- **Excerpted records**:
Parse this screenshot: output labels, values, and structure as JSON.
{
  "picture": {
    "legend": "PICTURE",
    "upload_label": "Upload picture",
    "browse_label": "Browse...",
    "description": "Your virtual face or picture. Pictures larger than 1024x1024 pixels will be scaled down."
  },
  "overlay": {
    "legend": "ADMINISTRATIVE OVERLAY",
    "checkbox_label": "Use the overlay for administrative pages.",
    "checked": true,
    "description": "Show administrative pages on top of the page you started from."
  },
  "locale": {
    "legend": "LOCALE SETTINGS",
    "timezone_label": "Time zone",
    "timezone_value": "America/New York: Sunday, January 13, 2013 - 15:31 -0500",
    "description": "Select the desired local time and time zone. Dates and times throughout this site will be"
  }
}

- **Job**: From the records above, please extract every line and repeat it exactly.

- **Expected answer**:
Parse this screenshot: output labels, values, and structure as JSON.
{
  "picture": {
    "legend": "PICTURE",
    "upload_label": "Upload picture",
    "browse_label": "Browse...",
    "description": "Your virtual face or picture. Pictures larger than 1024x1024 pixels will be scaled down."
  },
  "overlay": {
    "legend": "ADMINISTRATIVE OVERLAY",
    "checkbox_label": "Use the overlay for administrative pages.",
    "checked": true,
    "description": "Show administrative pages on top of the page you started from."
  },
  "locale": {
    "legend": "LOCALE SETTINGS",
    "timezone_label": "Time zone",
    "timezone_value": "America/New York: Sunday, January 13, 2013 - 15:31 -0500",
    "description": "Select the desired local time and time zone. Dates and times throughout this site will be"
  }
}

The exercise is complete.